# start of Entries supplied

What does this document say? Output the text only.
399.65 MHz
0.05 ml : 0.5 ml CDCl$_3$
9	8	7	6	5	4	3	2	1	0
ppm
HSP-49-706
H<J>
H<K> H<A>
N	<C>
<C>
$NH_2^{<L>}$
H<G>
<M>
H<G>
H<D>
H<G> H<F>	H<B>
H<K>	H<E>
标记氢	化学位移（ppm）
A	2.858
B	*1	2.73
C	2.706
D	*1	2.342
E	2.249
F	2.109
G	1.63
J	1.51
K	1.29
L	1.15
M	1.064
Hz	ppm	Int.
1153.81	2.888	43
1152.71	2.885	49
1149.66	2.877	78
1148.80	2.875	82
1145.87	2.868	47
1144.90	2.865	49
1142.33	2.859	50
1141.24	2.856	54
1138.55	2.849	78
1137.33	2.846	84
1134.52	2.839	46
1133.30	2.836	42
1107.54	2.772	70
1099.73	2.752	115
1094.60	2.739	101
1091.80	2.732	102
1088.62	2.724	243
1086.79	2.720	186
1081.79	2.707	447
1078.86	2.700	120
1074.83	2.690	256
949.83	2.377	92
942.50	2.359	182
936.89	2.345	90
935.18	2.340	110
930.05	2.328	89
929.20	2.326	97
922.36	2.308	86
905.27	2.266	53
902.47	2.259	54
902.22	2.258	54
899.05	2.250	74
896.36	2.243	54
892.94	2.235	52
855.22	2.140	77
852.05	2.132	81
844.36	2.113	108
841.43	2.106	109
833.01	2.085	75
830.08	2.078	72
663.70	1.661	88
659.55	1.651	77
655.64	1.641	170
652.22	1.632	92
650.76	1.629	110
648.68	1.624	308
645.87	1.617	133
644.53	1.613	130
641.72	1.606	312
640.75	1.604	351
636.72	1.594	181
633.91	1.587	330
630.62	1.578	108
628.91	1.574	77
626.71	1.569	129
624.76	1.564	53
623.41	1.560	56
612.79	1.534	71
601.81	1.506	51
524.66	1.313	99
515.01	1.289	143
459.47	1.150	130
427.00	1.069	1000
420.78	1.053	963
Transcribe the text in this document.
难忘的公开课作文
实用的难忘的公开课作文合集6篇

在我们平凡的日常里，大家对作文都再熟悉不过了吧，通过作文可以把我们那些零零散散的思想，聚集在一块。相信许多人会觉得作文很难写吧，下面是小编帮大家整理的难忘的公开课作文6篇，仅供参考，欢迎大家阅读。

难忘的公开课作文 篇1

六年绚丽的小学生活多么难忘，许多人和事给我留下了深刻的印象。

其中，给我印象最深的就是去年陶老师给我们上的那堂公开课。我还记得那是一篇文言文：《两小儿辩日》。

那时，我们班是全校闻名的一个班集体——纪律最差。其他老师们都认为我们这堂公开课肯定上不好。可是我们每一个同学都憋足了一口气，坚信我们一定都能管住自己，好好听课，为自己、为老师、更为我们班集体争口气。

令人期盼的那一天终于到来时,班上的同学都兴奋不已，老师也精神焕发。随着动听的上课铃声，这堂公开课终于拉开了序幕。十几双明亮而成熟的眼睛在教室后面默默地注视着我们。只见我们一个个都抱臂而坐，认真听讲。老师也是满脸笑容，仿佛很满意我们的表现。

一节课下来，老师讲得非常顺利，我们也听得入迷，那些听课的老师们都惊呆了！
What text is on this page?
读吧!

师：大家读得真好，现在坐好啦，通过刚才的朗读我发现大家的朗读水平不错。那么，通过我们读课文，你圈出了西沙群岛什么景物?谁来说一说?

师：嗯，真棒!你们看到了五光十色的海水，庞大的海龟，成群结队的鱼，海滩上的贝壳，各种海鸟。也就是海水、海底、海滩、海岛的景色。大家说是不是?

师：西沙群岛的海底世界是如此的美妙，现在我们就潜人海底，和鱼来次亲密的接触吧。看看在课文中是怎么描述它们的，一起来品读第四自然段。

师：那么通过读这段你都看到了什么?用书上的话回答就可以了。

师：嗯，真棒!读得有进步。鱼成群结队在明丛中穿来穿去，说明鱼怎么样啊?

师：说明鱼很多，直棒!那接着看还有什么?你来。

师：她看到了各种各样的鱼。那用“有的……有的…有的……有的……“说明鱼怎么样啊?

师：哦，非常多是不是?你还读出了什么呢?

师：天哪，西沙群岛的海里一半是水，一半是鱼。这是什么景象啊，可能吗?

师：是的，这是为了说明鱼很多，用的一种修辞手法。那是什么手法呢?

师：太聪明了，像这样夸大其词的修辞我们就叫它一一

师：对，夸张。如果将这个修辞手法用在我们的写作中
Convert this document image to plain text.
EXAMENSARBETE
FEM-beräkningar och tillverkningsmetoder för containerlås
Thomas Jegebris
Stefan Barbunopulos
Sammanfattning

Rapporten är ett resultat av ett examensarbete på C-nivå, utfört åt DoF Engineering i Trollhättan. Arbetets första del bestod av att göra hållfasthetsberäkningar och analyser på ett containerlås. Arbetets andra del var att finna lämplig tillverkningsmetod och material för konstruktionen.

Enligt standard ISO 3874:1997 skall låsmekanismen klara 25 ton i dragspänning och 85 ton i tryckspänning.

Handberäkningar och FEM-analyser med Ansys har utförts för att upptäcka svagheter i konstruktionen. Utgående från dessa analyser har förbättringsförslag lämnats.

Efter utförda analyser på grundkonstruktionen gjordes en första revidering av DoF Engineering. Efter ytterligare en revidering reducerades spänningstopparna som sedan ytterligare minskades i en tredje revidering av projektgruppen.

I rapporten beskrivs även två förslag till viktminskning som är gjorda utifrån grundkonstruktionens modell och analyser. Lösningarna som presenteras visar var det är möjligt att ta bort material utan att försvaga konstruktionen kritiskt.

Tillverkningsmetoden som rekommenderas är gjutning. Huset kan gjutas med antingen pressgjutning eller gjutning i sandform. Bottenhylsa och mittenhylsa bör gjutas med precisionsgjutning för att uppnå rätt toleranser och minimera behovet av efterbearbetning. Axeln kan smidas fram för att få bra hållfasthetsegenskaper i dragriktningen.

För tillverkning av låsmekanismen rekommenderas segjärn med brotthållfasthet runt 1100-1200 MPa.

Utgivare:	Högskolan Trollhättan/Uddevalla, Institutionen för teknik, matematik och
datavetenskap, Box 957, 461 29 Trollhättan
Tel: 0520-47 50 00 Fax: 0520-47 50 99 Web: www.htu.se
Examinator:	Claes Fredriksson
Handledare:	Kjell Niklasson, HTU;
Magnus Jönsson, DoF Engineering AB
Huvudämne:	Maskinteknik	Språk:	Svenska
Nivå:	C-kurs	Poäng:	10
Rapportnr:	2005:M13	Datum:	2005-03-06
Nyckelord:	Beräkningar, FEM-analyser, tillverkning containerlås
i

# end of Entries supplied

— Given exercise —
Each entry above is to be set down again in exactly the same words.

— Output of the exercise —
What does this document say? Output the text only.
399.65 MHz
0.05 ml : 0.5 ml CDCl$_3$
9	8	7	6	5	4	3	2	1	0
ppm
HSP-49-706
H<J>
H<K> H<A>
N	<C>
<C>
$NH_2^{<L>}$
H<G>
<M>
H<G>
H<D>
H<G> H<F>	H<B>
H<K>	H<E>
标记氢	化学位移（ppm）
A	2.858
B	*1	2.73
C	2.706
D	*1	2.342
E	2.249
F	2.109
G	1.63
J	1.51
K	1.29
L	1.15
M	1.064
Hz	ppm	Int.
1153.81	2.888	43
1152.71	2.885	49
1149.66	2.877	78
1148.80	2.875	82
1145.87	2.868	47
1144.90	2.865	49
1142.33	2.859	50
1141.24	2.856	54
1138.55	2.849	78
1137.33	2.846	84
1134.52	2.839	46
1133.30	2.836	42
1107.54	2.772	70
1099.73	2.752	115
1094.60	2.739	101
1091.80	2.732	102
1088.62	2.724	243
1086.79	2.720	186
1081.79	2.707	447
1078.86	2.700	120
1074.83	2.690	256
949.83	2.377	92
942.50	2.359	182
936.89	2.345	90
935.18	2.340	110
930.05	2.328	89
929.20	2.326	97
922.36	2.308	86
905.27	2.266	53
902.47	2.259	54
902.22	2.258	54
899.05	2.250	74
896.36	2.243	54
892.94	2.235	52
855.22	2.140	77
852.05	2.132	81
844.36	2.113	108
841.43	2.106	109
833.01	2.085	75
830.08	2.078	72
663.70	1.661	88
659.55	1.651	77
655.64	1.641	170
652.22	1.632	92
650.76	1.629	110
648.68	1.624	308
645.87	1.617	133
644.53	1.613	130
641.72	1.606	312
640.75	1.604	351
636.72	1.594	181
633.91	1.587	330
630.62	1.578	108
628.91	1.574	77
626.71	1.569	129
624.76	1.564	53
623.41	1.560	56
612.79	1.534	71
601.81	1.506	51
524.66	1.313	99
515.01	1.289	143
459.47	1.150	130
427.00	1.069	1000
420.78	1.053	963
Transcribe the text in this document.
难忘的公开课作文
实用的难忘的公开课作文合集6篇

在我们平凡的日常里，大家对作文都再熟悉不过了吧，通过作文可以把我们那些零零散散的思想，聚集在一块。相信许多人会觉得作文很难写吧，下面是小编帮大家整理的难忘的公开课作文6篇，仅供参考，欢迎大家阅读。

难忘的公开课作文 篇1

六年绚丽的小学生活多么难忘，许多人和事给我留下了深刻的印象。

其中，给我印象最深的就是去年陶老师给我们上的那堂公开课。我还记得那是一篇文言文：《两小儿辩日》。

那时，我们班是全校闻名的一个班集体——纪律最差。其他老师们都认为我们这堂公开课肯定上不好。可是我们每一个同学都憋足了一口气，坚信我们一定都能管住自己，好好听课，为自己、为老师、更为我们班集体争口气。

令人期盼的那一天终于到来时,班上的同学都兴奋不已，老师也精神焕发。随着动听的上课铃声，这堂公开课终于拉开了序幕。十几双明亮而成熟的眼睛在教室后面默默地注视着我们。只见我们一个个都抱臂而坐，认真听讲。老师也是满脸笑容，仿佛很满意我们的表现。

一节课下来，老师讲得非常顺利，我们也听得入迷，那些听课的老师们都惊呆了！
What text is on this page?
读吧!

师：大家读得真好，现在坐好啦，通过刚才的朗读我发现大家的朗读水平不错。那么，通过我们读课文，你圈出了西沙群岛什么景物?谁来说一说?

师：嗯，真棒!你们看到了五光十色的海水，庞大的海龟，成群结队的鱼，海滩上的贝壳，各种海鸟。也就是海水、海底、海滩、海岛的景色。大家说是不是?

师：西沙群岛的海底世界是如此的美妙，现在我们就潜人海底，和鱼来次亲密的接触吧。看看在课文中是怎么描述它们的，一起来品读第四自然段。

师：那么通过读这段你都看到了什么?用书上的话回答就可以了。

师：嗯，真棒!读得有进步。鱼成群结队在明丛中穿来穿去，说明鱼怎么样啊?

师：说明鱼很多，直棒!那接着看还有什么?你来。

师：她看到了各种各样的鱼。那用“有的……有的…有的……有的……“说明鱼怎么样啊?

师：哦，非常多是不是?你还读出了什么呢?

师：天哪，西沙群岛的海里一半是水，一半是鱼。这是什么景象啊，可能吗?

师：是的，这是为了说明鱼很多，用的一种修辞手法。那是什么手法呢?

师：太聪明了，像这样夸大其词的修辞我们就叫它一一

师：对，夸张。如果将这个修辞手法用在我们的写作中
Convert this document image to plain text.
EXAMENSARBETE
FEM-beräkningar och tillverkningsmetoder för containerlås
Thomas Jegebris
Stefan Barbunopulos
Sammanfattning

Rapporten är ett resultat av ett examensarbete på C-nivå, utfört åt DoF Engineering i Trollhättan. Arbetets första del bestod av att göra hållfasthetsberäkningar och analyser på ett containerlås. Arbetets andra del var att finna lämplig tillverkningsmetod och material för konstruktionen.

Enligt standard ISO 3874:1997 skall låsmekanismen klara 25 ton i dragspänning och 85 ton i tryckspänning.

Handberäkningar och FEM-analyser med Ansys har utförts för att upptäcka svagheter i konstruktionen. Utgående från dessa analyser har förbättringsförslag lämnats.

Efter utförda analyser på grundkonstruktionen gjordes en första revidering av DoF Engineering. Efter ytterligare en revidering reducerades spänningstopparna som sedan ytterligare minskades i en tredje revidering av projektgruppen.

I rapporten beskrivs även två förslag till viktminskning som är gjorda utifrån grundkonstruktionens modell och analyser. Lösningarna som presenteras visar var det är möjligt att ta bort material utan att försvaga konstruktionen kritiskt.

Tillverkningsmetoden som rekommenderas är gjutning. Huset kan gjutas med antingen pressgjutning eller gjutning i sandform. Bottenhylsa och mittenhylsa bör gjutas med precisionsgjutning för att uppnå rätt toleranser och minimera behovet av efterbearbetning. Axeln kan smidas fram för att få bra hållfasthetsegenskaper i dragriktningen.

För tillverkning av låsmekanismen rekommenderas segjärn med brotthållfasthet runt 1100-1200 MPa.

Utgivare:	Högskolan Trollhättan/Uddevalla, Institutionen för teknik, matematik och
datavetenskap, Box 957, 461 29 Trollhättan
Tel: 0520-47 50 00 Fax: 0520-47 50 99 Web: www.htu.se
Examinator:	Claes Fredriksson
Handledare:	Kjell Niklasson, HTU;
Magnus Jönsson, DoF Engineering AB
Huvudämne:	Maskinteknik	Språk:	Svenska
Nivå:	C-kurs	Poäng:	10
Rapportnr:	2005:M13	Datum:	2005-03-06
Nyckelord:	Beräkningar, FEM-analyser, tillverkning containerlås
i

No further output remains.